■ **JOB**
Return the whole listing exactly as it stands.
* Start LISTED RECORDS *
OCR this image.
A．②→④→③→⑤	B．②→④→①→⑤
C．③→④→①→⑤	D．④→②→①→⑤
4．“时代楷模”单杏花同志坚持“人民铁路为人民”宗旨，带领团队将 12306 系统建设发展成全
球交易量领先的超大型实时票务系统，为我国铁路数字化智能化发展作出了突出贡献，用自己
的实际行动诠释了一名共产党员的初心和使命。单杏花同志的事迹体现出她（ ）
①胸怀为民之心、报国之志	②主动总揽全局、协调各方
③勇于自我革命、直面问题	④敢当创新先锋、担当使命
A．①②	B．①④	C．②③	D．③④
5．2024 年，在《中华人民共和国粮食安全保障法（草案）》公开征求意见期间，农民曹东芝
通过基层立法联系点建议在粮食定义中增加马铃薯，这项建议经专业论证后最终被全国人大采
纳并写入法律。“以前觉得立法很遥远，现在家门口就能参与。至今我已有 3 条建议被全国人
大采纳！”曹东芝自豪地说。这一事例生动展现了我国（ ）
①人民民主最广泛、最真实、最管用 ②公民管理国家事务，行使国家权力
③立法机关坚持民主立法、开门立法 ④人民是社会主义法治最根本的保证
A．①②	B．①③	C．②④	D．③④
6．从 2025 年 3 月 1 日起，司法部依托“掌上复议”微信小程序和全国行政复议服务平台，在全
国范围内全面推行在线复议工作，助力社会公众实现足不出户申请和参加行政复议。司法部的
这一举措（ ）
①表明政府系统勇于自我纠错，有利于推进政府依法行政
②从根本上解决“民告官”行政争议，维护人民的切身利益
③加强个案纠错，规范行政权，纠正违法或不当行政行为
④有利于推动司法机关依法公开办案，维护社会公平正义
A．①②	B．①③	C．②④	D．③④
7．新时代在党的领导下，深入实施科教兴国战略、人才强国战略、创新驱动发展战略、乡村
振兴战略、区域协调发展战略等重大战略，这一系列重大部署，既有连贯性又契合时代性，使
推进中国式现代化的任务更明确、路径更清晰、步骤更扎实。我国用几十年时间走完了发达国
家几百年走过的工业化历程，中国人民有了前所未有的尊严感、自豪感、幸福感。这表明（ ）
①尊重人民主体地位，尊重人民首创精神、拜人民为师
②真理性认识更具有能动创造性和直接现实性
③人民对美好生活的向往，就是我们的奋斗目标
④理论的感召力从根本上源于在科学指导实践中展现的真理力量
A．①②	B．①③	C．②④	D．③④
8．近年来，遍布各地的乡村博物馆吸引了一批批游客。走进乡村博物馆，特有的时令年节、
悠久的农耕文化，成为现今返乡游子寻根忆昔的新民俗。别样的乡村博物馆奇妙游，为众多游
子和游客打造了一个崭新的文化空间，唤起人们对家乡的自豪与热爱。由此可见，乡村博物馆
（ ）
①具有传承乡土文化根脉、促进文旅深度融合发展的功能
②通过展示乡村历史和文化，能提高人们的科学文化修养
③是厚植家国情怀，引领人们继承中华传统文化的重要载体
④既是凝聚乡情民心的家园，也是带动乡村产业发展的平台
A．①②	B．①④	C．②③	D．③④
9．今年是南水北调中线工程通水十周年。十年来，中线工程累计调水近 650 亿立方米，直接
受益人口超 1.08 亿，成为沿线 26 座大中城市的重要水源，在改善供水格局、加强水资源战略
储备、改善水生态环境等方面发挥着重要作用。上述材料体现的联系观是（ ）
* End LISTED RECORDS *
■ **EXERCISE RESPONSE**
OCR this image.
A．②→④→③→⑤	B．②→④→①→⑤
C．③→④→①→⑤	D．④→②→①→⑤
4．“时代楷模”单杏花同志坚持“人民铁路为人民”宗旨，带领团队将 12306 系统建设发展成全
球交易量领先的超大型实时票务系统，为我国铁路数字化智能化发展作出了突出贡献，用自己
的实际行动诠释了一名共产党员的初心和使命。单杏花同志的事迹体现出她（ ）
①胸怀为民之心、报国之志	②主动总揽全局、协调各方
③勇于自我革命、直面问题	④敢当创新先锋、担当使命
A．①②	B．①④	C．②③	D．③④
5．2024 年，在《中华人民共和国粮食安全保障法（草案）》公开征求意见期间，农民曹东芝
通过基层立法联系点建议在粮食定义中增加马铃薯，这项建议经专业论证后最终被全国人大采
纳并写入法律。“以前觉得立法很遥远，现在家门口就能参与。至今我已有 3 条建议被全国人
大采纳！”曹东芝自豪地说。这一事例生动展现了我国（ ）
①人民民主最广泛、最真实、最管用 ②公民管理国家事务，行使国家权力
③立法机关坚持民主立法、开门立法 ④人民是社会主义法治最根本的保证
A．①②	B．①③	C．②④	D．③④
6．从 2025 年 3 月 1 日起，司法部依托“掌上复议”微信小程序和全国行政复议服务平台，在全
国范围内全面推行在线复议工作，助力社会公众实现足不出户申请和参加行政复议。司法部的
这一举措（ ）
①表明政府系统勇于自我纠错，有利于推进政府依法行政
②从根本上解决“民告官”行政争议，维护人民的切身利益
③加强个案纠错，规范行政权，纠正违法或不当行政行为
④有利于推动司法机关依法公开办案，维护社会公平正义
A．①②	B．①③	C．②④	D．③④
7．新时代在党的领导下，深入实施科教兴国战略、人才强国战略、创新驱动发展战略、乡村
振兴战略、区域协调发展战略等重大战略，这一系列重大部署，既有连贯性又契合时代性，使
推进中国式现代化的任务更明确、路径更清晰、步骤更扎实。我国用几十年时间走完了发达国
家几百年走过的工业化历程，中国人民有了前所未有的尊严感、自豪感、幸福感。这表明（ ）
①尊重人民主体地位，尊重人民首创精神、拜人民为师
②真理性认识更具有能动创造性和直接现实性
③人民对美好生活的向往，就是我们的奋斗目标
④理论的感召力从根本上源于在科学指导实践中展现的真理力量
A．①②	B．①③	C．②④	D．③④
8．近年来，遍布各地的乡村博物馆吸引了一批批游客。走进乡村博物馆，特有的时令年节、
悠久的农耕文化，成为现今返乡游子寻根忆昔的新民俗。别样的乡村博物馆奇妙游，为众多游
子和游客打造了一个崭新的文化空间，唤起人们对家乡的自豪与热爱。由此可见，乡村博物馆
（ ）
①具有传承乡土文化根脉、促进文旅深度融合发展的功能
②通过展示乡村历史和文化，能提高人们的科学文化修养
③是厚植家国情怀，引领人们继承中华传统文化的重要载体
④既是凝聚乡情民心的家园，也是带动乡村产业发展的平台
A．①②	B．①④	C．②③	D．③④
9．今年是南水北调中线工程通水十周年。十年来，中线工程累计调水近 650 亿立方米，直接
受益人口超 1.08 亿，成为沿线 26 座大中城市的重要水源，在改善供水格局、加强水资源战略
储备、改善水生态环境等方面发挥着重要作用。上述材料体现的联系观是（ ）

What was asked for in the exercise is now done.